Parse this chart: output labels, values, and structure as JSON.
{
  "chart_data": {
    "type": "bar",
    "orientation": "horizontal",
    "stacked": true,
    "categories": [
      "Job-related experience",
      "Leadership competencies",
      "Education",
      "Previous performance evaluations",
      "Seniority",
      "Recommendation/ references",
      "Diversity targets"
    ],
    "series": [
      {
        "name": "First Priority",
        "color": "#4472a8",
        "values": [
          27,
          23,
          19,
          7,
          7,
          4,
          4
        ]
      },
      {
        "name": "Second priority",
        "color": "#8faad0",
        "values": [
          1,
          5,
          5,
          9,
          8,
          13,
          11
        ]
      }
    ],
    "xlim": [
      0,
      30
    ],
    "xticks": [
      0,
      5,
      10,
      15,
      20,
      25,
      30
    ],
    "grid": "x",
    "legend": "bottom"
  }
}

=-=-=

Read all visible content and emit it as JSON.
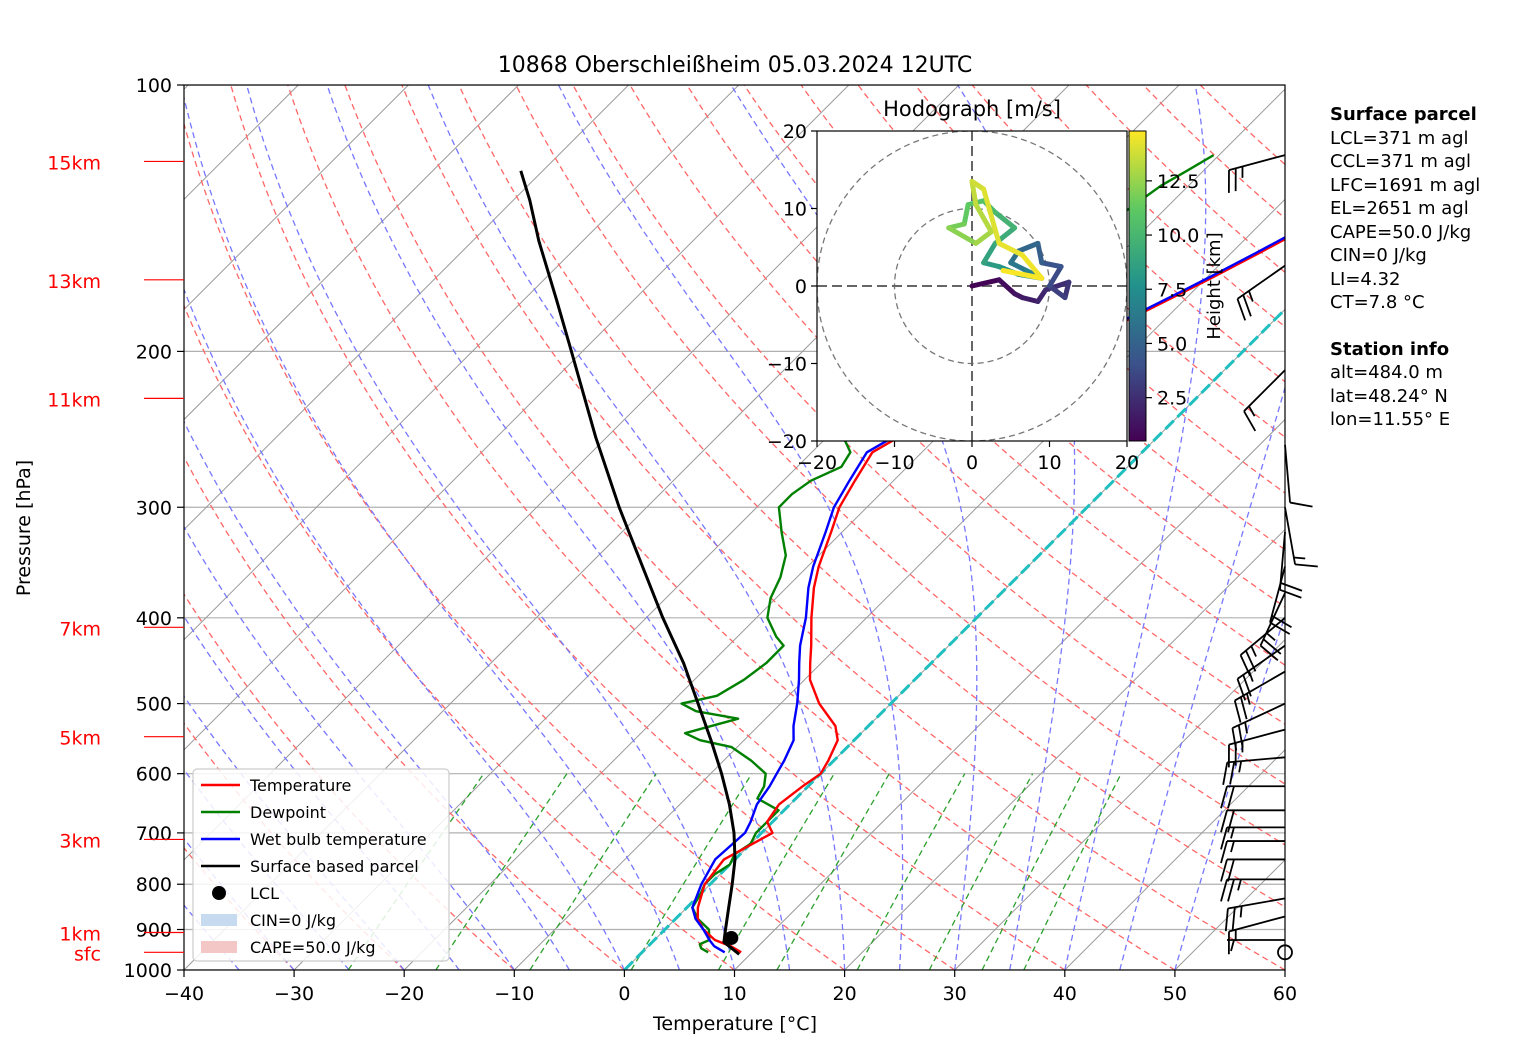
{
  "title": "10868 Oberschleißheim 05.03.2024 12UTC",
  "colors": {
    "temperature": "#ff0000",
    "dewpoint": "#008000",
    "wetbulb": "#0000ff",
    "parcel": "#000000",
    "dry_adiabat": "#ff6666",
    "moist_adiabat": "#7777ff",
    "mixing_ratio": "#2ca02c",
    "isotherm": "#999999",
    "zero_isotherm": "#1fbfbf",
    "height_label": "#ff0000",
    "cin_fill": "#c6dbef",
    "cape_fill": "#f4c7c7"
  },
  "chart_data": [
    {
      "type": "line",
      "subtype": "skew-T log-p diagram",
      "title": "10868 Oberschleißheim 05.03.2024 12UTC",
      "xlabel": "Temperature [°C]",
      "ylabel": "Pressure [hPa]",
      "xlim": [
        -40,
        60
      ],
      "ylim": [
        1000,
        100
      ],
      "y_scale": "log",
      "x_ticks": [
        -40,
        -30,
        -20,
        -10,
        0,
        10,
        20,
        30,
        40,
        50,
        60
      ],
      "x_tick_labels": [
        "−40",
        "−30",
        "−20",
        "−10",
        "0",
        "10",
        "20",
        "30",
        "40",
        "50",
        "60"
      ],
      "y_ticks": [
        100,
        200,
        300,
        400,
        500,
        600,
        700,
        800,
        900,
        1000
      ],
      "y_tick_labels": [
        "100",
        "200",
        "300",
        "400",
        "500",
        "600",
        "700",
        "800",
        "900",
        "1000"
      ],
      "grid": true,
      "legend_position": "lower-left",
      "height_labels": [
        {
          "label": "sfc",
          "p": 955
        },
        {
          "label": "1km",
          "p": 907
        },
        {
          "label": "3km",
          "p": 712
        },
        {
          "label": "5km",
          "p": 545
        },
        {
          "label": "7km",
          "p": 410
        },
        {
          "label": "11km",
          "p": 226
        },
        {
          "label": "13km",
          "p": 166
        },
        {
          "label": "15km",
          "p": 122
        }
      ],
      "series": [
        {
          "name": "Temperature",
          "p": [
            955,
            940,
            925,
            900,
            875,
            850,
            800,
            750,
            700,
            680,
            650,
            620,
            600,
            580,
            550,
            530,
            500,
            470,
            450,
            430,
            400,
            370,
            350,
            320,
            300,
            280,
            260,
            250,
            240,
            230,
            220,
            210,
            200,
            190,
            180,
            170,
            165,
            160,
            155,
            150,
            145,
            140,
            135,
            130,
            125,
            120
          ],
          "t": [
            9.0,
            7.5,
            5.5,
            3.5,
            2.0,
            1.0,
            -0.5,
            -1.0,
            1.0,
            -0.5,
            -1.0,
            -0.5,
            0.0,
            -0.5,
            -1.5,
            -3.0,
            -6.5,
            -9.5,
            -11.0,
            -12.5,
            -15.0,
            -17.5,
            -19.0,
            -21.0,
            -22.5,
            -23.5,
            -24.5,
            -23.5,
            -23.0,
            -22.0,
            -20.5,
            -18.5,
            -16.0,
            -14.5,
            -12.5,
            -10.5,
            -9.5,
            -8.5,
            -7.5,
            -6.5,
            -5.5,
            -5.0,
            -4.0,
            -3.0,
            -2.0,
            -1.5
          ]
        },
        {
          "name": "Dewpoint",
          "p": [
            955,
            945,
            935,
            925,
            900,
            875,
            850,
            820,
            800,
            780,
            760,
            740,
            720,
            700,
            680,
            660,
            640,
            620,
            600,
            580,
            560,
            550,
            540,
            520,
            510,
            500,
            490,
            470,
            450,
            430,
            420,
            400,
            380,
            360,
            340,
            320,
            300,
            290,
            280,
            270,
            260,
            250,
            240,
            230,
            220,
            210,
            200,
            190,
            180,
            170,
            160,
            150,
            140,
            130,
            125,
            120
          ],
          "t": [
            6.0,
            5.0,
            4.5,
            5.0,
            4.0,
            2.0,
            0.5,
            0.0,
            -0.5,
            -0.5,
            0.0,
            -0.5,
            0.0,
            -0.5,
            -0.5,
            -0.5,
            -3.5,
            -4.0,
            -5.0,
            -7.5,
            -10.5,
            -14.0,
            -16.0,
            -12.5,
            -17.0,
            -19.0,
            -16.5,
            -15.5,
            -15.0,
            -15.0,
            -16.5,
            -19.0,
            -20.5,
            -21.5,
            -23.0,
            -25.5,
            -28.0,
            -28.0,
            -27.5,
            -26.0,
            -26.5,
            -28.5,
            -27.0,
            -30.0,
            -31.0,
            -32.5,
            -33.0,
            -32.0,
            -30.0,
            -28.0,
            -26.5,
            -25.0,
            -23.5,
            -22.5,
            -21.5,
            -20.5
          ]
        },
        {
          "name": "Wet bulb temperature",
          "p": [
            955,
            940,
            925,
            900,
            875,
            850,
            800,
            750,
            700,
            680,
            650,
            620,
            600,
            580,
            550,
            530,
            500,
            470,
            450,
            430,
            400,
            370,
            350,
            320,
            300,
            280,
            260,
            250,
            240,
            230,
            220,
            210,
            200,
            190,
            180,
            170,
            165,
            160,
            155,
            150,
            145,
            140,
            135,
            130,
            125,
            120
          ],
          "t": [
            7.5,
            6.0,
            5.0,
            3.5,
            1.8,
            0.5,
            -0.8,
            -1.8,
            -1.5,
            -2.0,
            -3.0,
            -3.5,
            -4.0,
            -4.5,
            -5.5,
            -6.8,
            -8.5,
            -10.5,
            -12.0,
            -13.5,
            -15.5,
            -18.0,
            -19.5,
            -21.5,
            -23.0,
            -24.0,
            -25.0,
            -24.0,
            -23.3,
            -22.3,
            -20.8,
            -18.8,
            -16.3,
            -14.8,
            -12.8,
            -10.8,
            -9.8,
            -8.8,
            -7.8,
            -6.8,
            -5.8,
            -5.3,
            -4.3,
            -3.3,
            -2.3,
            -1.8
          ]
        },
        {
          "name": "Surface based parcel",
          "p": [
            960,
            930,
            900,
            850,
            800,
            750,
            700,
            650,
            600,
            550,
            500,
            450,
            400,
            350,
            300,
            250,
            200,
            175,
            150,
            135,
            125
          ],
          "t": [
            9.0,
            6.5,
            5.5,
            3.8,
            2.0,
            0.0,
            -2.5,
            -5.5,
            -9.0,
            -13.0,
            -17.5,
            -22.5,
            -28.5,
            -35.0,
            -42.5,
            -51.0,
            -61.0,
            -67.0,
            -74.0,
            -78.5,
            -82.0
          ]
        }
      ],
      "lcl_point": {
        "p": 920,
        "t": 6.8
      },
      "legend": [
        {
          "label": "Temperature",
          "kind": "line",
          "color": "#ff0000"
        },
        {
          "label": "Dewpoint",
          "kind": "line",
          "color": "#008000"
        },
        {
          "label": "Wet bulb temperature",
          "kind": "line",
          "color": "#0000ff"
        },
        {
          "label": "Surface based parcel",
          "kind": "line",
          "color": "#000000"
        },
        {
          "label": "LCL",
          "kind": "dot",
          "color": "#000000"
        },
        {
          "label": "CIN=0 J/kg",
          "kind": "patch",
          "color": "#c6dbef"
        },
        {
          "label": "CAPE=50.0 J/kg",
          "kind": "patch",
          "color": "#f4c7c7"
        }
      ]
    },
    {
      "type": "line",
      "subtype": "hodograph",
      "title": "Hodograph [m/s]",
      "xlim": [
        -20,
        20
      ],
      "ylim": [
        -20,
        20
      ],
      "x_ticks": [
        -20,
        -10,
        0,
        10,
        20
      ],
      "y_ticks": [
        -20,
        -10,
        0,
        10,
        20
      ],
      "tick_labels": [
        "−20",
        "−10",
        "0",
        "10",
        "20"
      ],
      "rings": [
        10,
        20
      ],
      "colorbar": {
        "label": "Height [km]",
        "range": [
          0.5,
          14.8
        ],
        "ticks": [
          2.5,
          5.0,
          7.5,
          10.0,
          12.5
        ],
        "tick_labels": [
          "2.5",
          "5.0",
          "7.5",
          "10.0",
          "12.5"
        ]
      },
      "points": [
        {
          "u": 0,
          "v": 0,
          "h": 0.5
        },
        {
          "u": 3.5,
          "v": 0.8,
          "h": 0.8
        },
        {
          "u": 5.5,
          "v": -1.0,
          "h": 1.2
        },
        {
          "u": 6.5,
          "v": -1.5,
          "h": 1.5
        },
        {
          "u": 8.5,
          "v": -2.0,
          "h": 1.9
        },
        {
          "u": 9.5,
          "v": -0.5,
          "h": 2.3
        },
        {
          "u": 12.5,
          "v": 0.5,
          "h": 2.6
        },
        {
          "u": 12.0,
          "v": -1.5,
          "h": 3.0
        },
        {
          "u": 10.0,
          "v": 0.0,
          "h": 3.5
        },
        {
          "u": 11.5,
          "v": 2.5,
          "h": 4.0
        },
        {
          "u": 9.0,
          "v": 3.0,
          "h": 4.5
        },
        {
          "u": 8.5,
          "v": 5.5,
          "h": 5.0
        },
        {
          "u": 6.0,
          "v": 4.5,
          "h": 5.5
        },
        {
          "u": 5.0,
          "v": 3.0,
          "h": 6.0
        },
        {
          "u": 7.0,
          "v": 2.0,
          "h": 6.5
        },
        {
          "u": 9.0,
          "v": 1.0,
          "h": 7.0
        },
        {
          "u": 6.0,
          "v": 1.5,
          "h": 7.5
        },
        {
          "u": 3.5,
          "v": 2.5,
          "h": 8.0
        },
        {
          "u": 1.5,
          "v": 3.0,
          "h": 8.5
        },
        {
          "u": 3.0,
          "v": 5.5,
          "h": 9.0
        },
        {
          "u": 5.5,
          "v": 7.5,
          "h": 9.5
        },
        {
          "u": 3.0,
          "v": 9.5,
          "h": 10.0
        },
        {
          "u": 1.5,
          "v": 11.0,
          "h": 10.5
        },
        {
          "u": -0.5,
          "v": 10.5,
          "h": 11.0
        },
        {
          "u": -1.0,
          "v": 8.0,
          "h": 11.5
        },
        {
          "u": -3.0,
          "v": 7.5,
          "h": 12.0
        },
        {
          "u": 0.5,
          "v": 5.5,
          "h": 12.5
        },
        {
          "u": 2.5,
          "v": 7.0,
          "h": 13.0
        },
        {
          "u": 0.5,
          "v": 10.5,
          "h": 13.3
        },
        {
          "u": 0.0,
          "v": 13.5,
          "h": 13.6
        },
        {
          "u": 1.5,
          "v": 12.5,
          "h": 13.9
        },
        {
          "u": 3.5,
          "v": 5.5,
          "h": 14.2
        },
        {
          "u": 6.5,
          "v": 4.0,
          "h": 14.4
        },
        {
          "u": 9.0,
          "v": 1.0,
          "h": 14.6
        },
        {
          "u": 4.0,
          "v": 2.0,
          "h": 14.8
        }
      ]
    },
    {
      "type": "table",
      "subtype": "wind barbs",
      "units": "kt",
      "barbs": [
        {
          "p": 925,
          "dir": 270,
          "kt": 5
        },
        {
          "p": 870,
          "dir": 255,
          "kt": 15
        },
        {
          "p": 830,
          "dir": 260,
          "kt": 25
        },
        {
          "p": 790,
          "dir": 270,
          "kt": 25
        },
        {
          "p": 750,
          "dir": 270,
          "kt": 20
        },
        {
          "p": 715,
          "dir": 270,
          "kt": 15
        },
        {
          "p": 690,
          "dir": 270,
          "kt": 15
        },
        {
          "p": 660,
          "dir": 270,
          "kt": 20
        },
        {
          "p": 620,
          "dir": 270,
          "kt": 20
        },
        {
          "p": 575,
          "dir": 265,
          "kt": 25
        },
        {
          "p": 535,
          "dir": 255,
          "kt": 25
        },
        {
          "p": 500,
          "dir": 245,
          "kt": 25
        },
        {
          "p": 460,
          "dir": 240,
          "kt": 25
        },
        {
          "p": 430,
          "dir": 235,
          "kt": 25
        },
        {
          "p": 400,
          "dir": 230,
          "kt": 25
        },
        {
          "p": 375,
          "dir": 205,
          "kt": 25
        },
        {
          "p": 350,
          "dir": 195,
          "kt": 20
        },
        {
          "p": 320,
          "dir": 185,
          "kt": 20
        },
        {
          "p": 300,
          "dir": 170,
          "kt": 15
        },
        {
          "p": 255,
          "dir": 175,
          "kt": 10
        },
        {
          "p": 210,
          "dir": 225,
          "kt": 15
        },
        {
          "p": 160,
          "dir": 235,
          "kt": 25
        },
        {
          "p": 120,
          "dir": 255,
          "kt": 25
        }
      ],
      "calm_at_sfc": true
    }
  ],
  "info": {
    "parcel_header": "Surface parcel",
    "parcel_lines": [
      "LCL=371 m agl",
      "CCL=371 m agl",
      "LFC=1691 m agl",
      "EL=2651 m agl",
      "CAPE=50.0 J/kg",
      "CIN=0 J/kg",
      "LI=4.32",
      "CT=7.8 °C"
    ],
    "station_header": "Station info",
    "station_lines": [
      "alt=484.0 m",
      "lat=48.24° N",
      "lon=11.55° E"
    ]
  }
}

=-=-=

REQUIRED TASK: Scan the records above and report how many lines include the word "JSON", without any other text.

EXPECTED ANSWER: 2